__Given records__.
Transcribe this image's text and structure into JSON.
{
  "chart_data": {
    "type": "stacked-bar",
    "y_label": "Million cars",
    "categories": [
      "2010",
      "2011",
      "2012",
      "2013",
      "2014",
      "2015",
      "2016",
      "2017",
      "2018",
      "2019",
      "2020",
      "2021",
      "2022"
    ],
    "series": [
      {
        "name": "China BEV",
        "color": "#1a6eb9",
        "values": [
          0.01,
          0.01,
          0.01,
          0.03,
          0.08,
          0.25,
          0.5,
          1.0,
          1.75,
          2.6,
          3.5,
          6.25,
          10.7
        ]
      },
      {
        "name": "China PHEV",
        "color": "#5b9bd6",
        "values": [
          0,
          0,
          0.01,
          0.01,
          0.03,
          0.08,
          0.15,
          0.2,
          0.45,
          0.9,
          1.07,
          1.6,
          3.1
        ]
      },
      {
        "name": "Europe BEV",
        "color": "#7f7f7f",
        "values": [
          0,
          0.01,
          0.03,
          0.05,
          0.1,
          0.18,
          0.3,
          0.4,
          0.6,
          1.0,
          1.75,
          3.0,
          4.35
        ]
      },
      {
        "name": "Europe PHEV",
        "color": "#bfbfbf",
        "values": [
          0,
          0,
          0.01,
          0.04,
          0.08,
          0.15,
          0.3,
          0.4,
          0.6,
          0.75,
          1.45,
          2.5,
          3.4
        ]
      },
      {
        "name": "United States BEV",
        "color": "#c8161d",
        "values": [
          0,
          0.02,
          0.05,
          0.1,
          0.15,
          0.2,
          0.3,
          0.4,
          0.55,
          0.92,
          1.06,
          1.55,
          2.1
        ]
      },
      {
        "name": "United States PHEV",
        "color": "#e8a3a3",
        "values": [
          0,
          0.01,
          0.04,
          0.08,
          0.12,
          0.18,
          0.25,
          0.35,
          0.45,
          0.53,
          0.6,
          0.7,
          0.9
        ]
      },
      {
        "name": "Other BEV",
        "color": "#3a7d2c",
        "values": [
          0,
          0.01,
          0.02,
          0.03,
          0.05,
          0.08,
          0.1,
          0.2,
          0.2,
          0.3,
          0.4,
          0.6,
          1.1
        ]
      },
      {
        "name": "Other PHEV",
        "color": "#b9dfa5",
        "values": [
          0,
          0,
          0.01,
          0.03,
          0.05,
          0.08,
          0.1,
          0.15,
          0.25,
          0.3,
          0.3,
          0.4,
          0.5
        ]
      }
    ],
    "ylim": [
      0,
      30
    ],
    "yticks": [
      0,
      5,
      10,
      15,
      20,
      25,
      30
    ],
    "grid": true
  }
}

__What the task requires__. Write the whole listing out again. Keep every line exactly as it is.

__Complete answer__.
Transcribe this image's text and structure into JSON.
{
  "chart_data": {
    "type": "stacked-bar",
    "y_label": "Million cars",
    "categories": [
      "2010",
      "2011",
      "2012",
      "2013",
      "2014",
      "2015",
      "2016",
      "2017",
      "2018",
      "2019",
      "2020",
      "2021",
      "2022"
    ],
    "series": [
      {
        "name": "China BEV",
        "color": "#1a6eb9",
        "values": [
          0.01,
          0.01,
          0.01,
          0.03,
          0.08,
          0.25,
          0.5,
          1.0,
          1.75,
          2.6,
          3.5,
          6.25,
          10.7
        ]
      },
      {
        "name": "China PHEV",
        "color": "#5b9bd6",
        "values": [
          0,
          0,
          0.01,
          0.01,
          0.03,
          0.08,
          0.15,
          0.2,
          0.45,
          0.9,
          1.07,
          1.6,
          3.1
        ]
      },
      {
        "name": "Europe BEV",
        "color": "#7f7f7f",
        "values": [
          0,
          0.01,
          0.03,
          0.05,
          0.1,
          0.18,
          0.3,
          0.4,
          0.6,
          1.0,
          1.75,
          3.0,
          4.35
        ]
      },
      {
        "name": "Europe PHEV",
        "color": "#bfbfbf",
        "values": [
          0,
          0,
          0.01,
          0.04,
          0.08,
          0.15,
          0.3,
          0.4,
          0.6,
          0.75,
          1.45,
          2.5,
          3.4
        ]
      },
      {
        "name": "United States BEV",
        "color": "#c8161d",
        "values": [
          0,
          0.02,
          0.05,
          0.1,
          0.15,
          0.2,
          0.3,
          0.4,
          0.55,
          0.92,
          1.06,
          1.55,
          2.1
        ]
      },
      {
        "name": "United States PHEV",
        "color": "#e8a3a3",
        "values": [
          0,
          0.01,
          0.04,
          0.08,
          0.12,
          0.18,
          0.25,
          0.35,
          0.45,
          0.53,
          0.6,
          0.7,
          0.9
        ]
      },
      {
        "name": "Other BEV",
        "color": "#3a7d2c",
        "values": [
          0,
          0.01,
          0.02,
          0.03,
          0.05,
          0.08,
          0.1,
          0.2,
          0.2,
          0.3,
          0.4,
          0.6,
          1.1
        ]
      },
      {
        "name": "Other PHEV",
        "color": "#b9dfa5",
        "values": [
          0,
          0,
          0.01,
          0.03,
          0.05,
          0.08,
          0.1,
          0.15,
          0.25,
          0.3,
          0.3,
          0.4,
          0.5
        ]
      }
    ],
    "ylim": [
      0,
      30
    ],
    "yticks": [
      0,
      5,
      10,
      15,
      20,
      25,
      30
    ],
    "grid": true
  }
}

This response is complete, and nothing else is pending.